DATA TO USE:
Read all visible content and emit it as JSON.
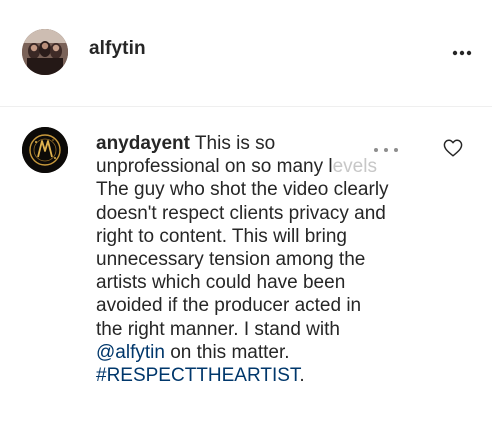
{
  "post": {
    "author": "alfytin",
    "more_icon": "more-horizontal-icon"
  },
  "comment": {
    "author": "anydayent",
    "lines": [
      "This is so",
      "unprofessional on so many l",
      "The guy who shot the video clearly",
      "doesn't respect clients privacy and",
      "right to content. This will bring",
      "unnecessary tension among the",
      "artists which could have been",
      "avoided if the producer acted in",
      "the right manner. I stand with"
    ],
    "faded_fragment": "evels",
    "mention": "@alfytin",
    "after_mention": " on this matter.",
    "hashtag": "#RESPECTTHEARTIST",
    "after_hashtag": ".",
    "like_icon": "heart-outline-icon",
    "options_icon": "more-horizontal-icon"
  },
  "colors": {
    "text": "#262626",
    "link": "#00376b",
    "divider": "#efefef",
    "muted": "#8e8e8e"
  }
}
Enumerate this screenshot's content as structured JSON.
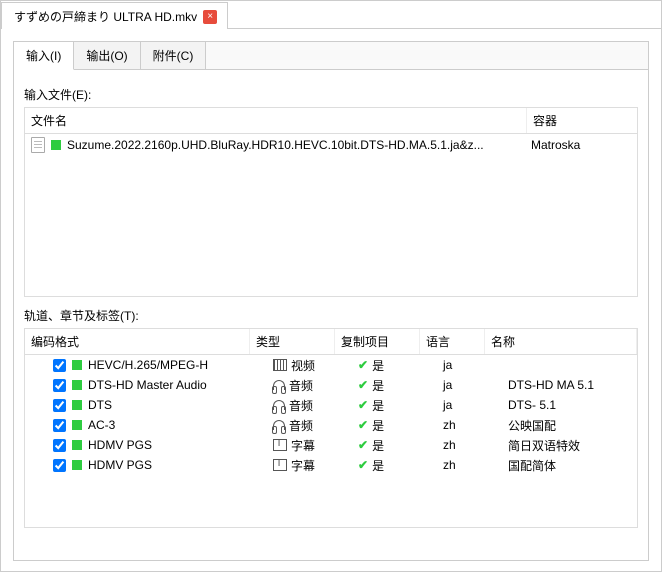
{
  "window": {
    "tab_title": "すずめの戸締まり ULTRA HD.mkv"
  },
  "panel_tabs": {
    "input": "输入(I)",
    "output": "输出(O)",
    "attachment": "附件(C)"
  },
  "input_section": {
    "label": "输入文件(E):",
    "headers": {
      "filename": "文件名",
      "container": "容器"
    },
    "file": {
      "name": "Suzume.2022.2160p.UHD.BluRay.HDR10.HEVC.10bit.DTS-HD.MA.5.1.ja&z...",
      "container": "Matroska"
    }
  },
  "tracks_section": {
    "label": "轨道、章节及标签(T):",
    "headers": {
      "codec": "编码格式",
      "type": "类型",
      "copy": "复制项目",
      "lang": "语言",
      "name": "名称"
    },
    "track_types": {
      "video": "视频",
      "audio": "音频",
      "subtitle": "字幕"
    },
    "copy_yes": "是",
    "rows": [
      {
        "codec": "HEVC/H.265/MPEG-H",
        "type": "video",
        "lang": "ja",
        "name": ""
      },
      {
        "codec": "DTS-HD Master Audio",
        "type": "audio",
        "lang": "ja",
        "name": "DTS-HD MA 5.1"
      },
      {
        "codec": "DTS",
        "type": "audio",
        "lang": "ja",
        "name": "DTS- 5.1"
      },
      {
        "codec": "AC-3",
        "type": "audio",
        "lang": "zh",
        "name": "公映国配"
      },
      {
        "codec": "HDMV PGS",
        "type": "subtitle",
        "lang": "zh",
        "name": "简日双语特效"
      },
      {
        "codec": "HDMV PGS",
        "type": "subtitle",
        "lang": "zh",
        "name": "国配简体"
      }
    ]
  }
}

...

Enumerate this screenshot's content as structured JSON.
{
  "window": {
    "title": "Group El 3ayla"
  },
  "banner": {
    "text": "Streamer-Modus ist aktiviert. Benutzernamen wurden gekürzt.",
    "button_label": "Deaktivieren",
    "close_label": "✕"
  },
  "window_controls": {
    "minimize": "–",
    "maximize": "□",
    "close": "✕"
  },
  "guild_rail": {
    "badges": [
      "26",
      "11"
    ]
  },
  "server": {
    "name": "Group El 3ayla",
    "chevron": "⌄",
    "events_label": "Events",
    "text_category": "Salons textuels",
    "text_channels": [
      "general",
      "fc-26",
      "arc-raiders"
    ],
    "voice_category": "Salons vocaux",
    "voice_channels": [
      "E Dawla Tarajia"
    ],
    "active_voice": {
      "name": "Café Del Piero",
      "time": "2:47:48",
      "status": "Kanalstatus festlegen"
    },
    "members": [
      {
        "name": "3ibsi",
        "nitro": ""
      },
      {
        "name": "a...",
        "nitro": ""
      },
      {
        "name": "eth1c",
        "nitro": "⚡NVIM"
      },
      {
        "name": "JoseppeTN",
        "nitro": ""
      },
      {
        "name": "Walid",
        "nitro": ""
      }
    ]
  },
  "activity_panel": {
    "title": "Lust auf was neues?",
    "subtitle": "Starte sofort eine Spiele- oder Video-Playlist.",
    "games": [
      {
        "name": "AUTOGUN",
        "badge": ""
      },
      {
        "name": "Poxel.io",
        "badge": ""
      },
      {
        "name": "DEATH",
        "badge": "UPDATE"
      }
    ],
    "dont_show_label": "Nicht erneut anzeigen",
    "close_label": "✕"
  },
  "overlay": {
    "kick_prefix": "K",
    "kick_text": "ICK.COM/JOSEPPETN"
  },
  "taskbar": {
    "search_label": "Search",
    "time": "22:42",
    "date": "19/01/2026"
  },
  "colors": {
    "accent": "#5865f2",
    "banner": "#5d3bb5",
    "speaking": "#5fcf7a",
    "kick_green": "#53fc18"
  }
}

WORK TO COMPLETE: Your task is to collect every line above that contains the word "right".

THE SOLUTION:
      "right to content. This will bring",
      "the right manner. I stand with"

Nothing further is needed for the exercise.